**Aim:**
Determine how many lines in these records hold "Events". Only the number is wanted.

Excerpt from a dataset
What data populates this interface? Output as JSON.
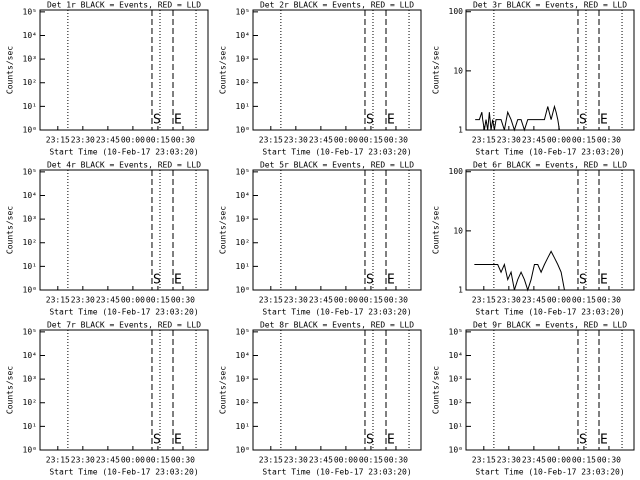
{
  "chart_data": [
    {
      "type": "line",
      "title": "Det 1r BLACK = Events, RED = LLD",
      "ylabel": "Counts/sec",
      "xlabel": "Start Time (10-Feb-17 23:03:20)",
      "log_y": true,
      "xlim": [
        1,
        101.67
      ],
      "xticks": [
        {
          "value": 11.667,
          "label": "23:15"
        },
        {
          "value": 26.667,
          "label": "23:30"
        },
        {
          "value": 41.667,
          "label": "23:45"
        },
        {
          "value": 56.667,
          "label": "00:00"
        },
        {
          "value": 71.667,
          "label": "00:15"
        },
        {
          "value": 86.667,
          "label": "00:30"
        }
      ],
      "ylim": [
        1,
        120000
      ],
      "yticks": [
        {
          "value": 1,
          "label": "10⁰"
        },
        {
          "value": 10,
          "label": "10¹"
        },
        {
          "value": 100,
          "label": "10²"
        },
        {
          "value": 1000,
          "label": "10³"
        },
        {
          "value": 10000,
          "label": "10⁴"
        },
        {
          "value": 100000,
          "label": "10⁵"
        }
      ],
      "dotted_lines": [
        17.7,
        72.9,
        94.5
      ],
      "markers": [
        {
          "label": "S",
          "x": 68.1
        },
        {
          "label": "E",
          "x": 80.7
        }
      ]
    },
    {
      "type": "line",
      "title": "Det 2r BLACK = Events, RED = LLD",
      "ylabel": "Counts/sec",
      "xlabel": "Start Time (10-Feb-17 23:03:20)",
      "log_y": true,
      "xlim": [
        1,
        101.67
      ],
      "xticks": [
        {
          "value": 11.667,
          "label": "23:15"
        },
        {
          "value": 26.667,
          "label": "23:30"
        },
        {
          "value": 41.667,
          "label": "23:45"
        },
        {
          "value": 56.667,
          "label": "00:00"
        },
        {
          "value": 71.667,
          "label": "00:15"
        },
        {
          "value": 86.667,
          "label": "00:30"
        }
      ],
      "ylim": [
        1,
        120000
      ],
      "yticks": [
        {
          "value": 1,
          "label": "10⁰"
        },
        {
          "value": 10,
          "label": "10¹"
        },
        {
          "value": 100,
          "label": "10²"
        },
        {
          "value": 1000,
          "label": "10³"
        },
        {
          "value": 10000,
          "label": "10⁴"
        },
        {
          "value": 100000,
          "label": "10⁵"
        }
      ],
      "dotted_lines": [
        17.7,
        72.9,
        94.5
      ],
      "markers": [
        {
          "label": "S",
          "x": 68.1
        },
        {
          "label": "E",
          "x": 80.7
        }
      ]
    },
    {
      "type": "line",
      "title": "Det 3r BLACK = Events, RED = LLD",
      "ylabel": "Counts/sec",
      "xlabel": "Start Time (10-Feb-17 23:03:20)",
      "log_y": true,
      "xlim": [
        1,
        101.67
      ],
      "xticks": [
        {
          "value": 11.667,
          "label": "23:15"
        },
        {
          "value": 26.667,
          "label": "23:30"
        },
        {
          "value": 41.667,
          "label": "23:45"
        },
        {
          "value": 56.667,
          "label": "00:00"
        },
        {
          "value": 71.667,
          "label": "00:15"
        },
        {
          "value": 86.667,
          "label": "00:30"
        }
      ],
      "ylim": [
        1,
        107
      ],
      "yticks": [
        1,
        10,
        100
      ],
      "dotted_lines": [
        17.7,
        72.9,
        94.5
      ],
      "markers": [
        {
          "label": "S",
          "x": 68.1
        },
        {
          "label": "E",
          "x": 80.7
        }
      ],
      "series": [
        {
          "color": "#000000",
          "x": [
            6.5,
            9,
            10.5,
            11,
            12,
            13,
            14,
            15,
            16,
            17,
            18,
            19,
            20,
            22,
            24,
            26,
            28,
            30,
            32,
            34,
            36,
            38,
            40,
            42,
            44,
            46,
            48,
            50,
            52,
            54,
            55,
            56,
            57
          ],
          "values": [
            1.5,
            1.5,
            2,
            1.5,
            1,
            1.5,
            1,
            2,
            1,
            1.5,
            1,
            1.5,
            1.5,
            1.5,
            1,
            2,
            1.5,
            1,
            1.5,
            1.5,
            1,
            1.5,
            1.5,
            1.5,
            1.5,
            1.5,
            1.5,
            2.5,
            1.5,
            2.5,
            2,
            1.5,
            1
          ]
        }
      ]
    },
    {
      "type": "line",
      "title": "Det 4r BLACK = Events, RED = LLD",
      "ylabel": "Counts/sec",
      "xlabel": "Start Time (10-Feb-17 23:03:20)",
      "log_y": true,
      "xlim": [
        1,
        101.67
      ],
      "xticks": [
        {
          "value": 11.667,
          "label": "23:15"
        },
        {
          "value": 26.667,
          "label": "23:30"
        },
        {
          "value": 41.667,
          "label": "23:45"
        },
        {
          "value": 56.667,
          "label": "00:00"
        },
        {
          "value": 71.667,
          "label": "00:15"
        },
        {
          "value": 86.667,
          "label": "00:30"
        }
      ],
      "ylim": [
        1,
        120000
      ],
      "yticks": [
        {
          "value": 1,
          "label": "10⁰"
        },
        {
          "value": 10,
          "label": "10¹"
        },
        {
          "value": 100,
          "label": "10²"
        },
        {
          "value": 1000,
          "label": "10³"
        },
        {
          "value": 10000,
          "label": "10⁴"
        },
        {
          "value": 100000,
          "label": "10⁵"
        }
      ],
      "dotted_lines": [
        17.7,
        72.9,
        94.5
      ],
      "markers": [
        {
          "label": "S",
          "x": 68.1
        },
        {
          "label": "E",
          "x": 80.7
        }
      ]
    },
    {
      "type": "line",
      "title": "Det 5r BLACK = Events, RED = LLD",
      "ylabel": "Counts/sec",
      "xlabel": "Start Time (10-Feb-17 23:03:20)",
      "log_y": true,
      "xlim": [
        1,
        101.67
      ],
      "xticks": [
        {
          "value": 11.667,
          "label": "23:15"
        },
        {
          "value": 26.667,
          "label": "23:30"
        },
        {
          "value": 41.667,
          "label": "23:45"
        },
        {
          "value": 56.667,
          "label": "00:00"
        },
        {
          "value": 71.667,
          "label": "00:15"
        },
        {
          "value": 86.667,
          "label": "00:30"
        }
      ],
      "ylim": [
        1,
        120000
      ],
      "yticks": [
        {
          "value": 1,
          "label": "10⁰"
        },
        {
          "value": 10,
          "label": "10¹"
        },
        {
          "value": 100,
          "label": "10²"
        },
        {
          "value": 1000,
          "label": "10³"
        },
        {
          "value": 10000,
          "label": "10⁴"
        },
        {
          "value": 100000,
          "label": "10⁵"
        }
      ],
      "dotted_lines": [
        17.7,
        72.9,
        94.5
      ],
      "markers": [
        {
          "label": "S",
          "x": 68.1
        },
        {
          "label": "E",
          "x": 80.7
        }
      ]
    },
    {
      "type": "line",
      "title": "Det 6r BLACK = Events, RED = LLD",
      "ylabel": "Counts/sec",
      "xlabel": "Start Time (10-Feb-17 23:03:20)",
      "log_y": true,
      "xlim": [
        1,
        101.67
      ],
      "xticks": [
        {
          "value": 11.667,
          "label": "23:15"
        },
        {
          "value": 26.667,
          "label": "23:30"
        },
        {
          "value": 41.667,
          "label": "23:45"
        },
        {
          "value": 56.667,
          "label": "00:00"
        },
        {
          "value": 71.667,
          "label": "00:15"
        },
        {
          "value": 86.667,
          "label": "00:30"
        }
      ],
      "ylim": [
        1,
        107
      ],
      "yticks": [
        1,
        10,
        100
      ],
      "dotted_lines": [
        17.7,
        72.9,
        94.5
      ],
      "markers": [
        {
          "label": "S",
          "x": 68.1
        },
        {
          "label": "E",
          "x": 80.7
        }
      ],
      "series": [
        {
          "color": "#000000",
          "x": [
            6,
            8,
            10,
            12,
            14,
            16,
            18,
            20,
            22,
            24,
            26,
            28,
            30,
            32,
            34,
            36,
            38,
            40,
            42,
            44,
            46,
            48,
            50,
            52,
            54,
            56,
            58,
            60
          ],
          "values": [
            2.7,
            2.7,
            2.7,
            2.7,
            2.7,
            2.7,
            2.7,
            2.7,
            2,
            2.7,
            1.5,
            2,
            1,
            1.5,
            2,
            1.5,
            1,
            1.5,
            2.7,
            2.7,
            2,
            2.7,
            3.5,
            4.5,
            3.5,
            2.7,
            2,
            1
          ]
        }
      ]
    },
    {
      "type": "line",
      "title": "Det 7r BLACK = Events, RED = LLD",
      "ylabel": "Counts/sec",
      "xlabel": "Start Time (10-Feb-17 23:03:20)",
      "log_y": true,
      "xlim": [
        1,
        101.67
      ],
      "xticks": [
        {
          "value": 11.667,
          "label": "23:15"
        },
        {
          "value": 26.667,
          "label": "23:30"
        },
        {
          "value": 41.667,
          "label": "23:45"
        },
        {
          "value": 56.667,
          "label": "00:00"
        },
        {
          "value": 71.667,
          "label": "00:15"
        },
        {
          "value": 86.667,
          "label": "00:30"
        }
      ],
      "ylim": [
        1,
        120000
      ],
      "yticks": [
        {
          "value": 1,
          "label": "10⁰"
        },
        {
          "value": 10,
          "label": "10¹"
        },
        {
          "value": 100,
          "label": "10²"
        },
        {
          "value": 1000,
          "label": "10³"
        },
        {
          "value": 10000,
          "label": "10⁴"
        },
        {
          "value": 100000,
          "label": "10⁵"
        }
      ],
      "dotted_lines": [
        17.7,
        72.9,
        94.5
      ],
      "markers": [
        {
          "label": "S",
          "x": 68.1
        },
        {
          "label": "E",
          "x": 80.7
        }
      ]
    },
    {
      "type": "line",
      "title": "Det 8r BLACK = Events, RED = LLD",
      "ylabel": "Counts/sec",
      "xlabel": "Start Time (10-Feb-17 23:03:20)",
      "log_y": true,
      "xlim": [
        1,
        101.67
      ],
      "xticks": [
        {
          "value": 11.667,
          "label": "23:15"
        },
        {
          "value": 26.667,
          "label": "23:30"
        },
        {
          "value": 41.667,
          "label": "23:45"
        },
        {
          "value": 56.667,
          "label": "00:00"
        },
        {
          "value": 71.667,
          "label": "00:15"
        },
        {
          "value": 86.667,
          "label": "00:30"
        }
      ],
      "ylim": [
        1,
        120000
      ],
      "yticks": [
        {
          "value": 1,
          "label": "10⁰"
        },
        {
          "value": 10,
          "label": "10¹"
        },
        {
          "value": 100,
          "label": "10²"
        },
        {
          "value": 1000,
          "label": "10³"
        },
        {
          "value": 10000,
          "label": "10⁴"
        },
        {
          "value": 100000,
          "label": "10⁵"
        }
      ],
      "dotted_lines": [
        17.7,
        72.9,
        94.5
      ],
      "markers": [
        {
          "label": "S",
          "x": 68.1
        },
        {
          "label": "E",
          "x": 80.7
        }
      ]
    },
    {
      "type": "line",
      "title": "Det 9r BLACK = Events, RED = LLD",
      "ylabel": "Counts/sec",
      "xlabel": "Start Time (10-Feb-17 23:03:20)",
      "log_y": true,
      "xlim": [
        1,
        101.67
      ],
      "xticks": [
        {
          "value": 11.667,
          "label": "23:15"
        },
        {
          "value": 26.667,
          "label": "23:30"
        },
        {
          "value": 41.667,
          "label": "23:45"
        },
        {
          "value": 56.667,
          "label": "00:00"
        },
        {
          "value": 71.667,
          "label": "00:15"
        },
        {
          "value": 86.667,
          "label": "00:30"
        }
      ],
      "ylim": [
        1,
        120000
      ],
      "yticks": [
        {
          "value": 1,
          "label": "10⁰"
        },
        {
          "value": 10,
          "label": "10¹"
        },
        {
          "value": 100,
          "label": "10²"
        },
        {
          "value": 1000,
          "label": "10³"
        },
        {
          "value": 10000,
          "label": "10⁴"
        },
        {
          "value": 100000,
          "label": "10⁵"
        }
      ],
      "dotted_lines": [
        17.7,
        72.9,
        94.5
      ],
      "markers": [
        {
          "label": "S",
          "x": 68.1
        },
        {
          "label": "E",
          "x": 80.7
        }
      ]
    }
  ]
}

**Result of the task:**
9